* _Task statement_: Gather all lines containing the string "from" and copy them out.

*****

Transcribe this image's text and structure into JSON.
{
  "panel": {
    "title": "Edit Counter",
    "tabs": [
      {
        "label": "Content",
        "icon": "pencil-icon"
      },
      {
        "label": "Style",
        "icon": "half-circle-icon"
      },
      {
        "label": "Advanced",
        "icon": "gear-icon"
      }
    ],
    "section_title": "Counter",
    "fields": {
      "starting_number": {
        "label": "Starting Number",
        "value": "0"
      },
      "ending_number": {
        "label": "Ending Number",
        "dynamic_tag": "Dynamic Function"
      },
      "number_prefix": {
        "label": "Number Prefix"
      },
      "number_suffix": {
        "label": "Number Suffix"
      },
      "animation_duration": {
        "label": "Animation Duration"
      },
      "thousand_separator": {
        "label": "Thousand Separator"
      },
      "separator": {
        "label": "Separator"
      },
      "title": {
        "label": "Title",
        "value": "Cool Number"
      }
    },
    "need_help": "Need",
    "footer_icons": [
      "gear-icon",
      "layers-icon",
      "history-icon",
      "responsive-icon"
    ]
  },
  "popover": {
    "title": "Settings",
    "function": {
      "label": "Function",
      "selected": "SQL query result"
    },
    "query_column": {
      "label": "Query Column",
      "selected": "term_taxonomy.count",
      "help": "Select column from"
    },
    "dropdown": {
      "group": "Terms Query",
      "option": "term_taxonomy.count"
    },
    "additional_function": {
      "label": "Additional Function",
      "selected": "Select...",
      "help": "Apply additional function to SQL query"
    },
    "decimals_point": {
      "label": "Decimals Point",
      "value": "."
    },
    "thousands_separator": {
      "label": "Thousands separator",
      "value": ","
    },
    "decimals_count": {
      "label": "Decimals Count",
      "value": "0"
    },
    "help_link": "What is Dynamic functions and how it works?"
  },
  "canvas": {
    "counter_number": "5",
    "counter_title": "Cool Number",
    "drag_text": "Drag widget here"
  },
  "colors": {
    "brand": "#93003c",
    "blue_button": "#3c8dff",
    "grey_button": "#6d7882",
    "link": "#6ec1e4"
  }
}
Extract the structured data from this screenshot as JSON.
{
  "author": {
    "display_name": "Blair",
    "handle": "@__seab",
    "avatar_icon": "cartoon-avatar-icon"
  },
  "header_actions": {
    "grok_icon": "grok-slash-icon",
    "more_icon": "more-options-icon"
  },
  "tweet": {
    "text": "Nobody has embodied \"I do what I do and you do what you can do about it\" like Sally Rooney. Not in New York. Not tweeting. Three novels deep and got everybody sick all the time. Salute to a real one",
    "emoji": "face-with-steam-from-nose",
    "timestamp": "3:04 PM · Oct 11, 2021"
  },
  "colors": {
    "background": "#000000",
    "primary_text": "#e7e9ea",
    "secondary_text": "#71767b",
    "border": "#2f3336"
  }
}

*****

* _Exercise response_:
      "help": "Select column from"
Extract the structured data from this screenshot as JSON.
    "emoji": "face-with-steam-from-nose",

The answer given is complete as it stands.